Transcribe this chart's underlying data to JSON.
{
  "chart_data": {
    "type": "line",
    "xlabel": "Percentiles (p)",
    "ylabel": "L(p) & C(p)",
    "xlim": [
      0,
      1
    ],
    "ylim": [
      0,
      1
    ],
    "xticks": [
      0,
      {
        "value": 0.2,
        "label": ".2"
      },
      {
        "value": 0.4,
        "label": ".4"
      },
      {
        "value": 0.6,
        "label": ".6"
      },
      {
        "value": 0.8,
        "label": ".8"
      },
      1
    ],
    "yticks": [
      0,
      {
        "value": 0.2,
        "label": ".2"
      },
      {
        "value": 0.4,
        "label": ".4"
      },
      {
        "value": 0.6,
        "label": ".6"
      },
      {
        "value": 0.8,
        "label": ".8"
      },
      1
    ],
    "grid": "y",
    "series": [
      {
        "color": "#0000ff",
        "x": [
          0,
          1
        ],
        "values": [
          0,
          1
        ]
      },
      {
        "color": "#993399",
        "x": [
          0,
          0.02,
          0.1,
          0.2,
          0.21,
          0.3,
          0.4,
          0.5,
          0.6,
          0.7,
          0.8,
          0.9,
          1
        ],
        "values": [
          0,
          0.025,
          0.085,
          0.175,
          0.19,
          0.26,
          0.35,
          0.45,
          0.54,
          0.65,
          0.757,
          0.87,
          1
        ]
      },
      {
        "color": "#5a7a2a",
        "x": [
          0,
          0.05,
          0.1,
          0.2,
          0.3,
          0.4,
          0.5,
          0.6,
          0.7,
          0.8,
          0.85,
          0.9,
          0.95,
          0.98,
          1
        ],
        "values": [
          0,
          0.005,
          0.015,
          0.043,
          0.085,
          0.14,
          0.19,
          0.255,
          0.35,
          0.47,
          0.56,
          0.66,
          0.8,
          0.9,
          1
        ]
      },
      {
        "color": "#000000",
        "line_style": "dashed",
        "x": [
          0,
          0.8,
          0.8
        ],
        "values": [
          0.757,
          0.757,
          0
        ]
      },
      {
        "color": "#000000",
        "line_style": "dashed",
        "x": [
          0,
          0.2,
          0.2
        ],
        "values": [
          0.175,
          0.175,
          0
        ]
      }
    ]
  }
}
____
(THE REQUEST) Reproduce the data, keeping every line exactly the same.

(RESULT FOR THIS TASK)
Transcribe this chart's underlying data to JSON.
{
  "chart_data": {
    "type": "line",
    "xlabel": "Percentiles (p)",
    "ylabel": "L(p) & C(p)",
    "xlim": [
      0,
      1
    ],
    "ylim": [
      0,
      1
    ],
    "xticks": [
      0,
      {
        "value": 0.2,
        "label": ".2"
      },
      {
        "value": 0.4,
        "label": ".4"
      },
      {
        "value": 0.6,
        "label": ".6"
      },
      {
        "value": 0.8,
        "label": ".8"
      },
      1
    ],
    "yticks": [
      0,
      {
        "value": 0.2,
        "label": ".2"
      },
      {
        "value": 0.4,
        "label": ".4"
      },
      {
        "value": 0.6,
        "label": ".6"
      },
      {
        "value": 0.8,
        "label": ".8"
      },
      1
    ],
    "grid": "y",
    "series": [
      {
        "color": "#0000ff",
        "x": [
          0,
          1
        ],
        "values": [
          0,
          1
        ]
      },
      {
        "color": "#993399",
        "x": [
          0,
          0.02,
          0.1,
          0.2,
          0.21,
          0.3,
          0.4,
          0.5,
          0.6,
          0.7,
          0.8,
          0.9,
          1
        ],
        "values": [
          0,
          0.025,
          0.085,
          0.175,
          0.19,
          0.26,
          0.35,
          0.45,
          0.54,
          0.65,
          0.757,
          0.87,
          1
        ]
      },
      {
        "color": "#5a7a2a",
        "x": [
          0,
          0.05,
          0.1,
          0.2,
          0.3,
          0.4,
          0.5,
          0.6,
          0.7,
          0.8,
          0.85,
          0.9,
          0.95,
          0.98,
          1
        ],
        "values": [
          0,
          0.005,
          0.015,
          0.043,
          0.085,
          0.14,
          0.19,
          0.255,
          0.35,
          0.47,
          0.56,
          0.66,
          0.8,
          0.9,
          1
        ]
      },
      {
        "color": "#000000",
        "line_style": "dashed",
        "x": [
          0,
          0.8,
          0.8
        ],
        "values": [
          0.757,
          0.757,
          0
        ]
      },
      {
        "color": "#000000",
        "line_style": "dashed",
        "x": [
          0,
          0.2,
          0.2
        ],
        "values": [
          0.175,
          0.175,
          0
        ]
      }
    ]
  }
}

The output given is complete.